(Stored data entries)
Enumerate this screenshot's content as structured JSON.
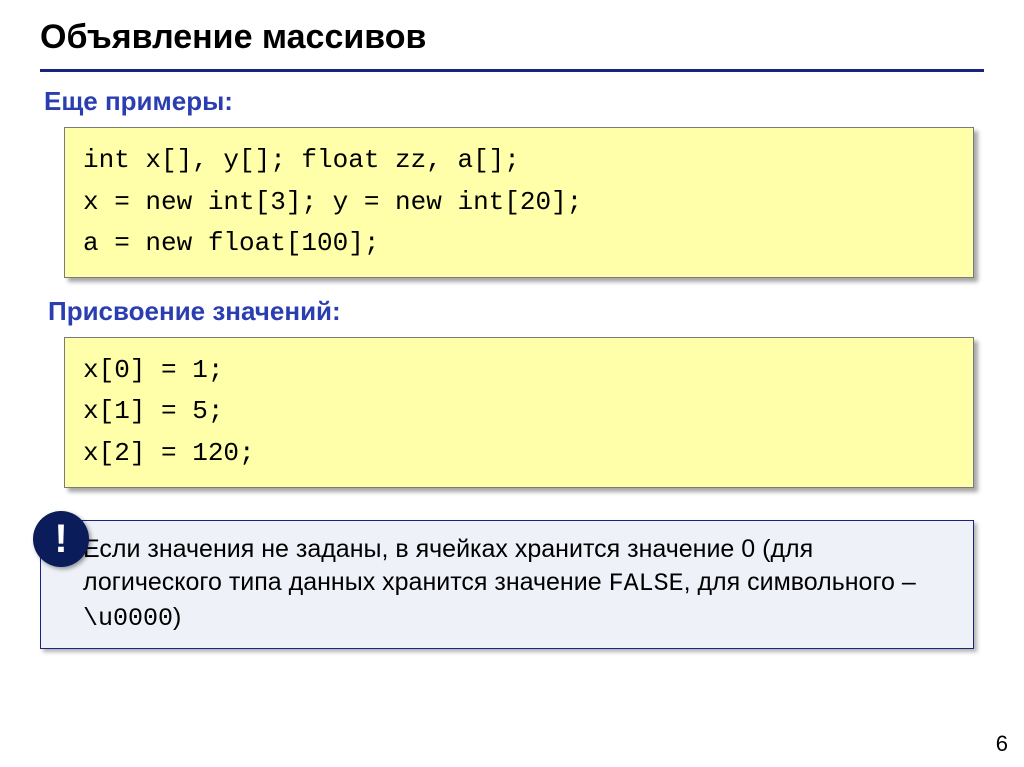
{
  "title": "Объявление массивов",
  "section1": {
    "heading": "Еще примеры:",
    "code": "int x[], y[]; float zz, a[];\nx = new int[3]; y = new int[20];\na = new float[100];"
  },
  "section2": {
    "heading": "Присвоение значений:",
    "code": "x[0] = 1;\nx[1] = 5;\nx[2] = 120;"
  },
  "note": {
    "bang": "!",
    "part1": "Если значения не заданы, в ячейках хранится значение 0 (для логического типа данных хранится значение ",
    "mono1": "FALSE",
    "part2": ", для символьного – ",
    "mono2": "\\u0000",
    "part3": ")"
  },
  "page_number": "6"
}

**THE REQUEST:** From the material above, copy everything exactly but the pictures.

**ANSWER FOR THIS EXERCISE:**
Enumerate this screenshot's content as structured JSON.
{
  "title": "Объявление массивов",
  "section1": {
    "heading": "Еще примеры:",
    "code": "int x[], y[]; float zz, a[];\nx = new int[3]; y = new int[20];\na = new float[100];"
  },
  "section2": {
    "heading": "Присвоение значений:",
    "code": "x[0] = 1;\nx[1] = 5;\nx[2] = 120;"
  },
  "note": {
    "bang": "!",
    "part1": "Если значения не заданы, в ячейках хранится значение 0 (для логического типа данных хранится значение ",
    "mono1": "FALSE",
    "part2": ", для символьного – ",
    "mono2": "\\u0000",
    "part3": ")"
  },
  "page_number": "6"
}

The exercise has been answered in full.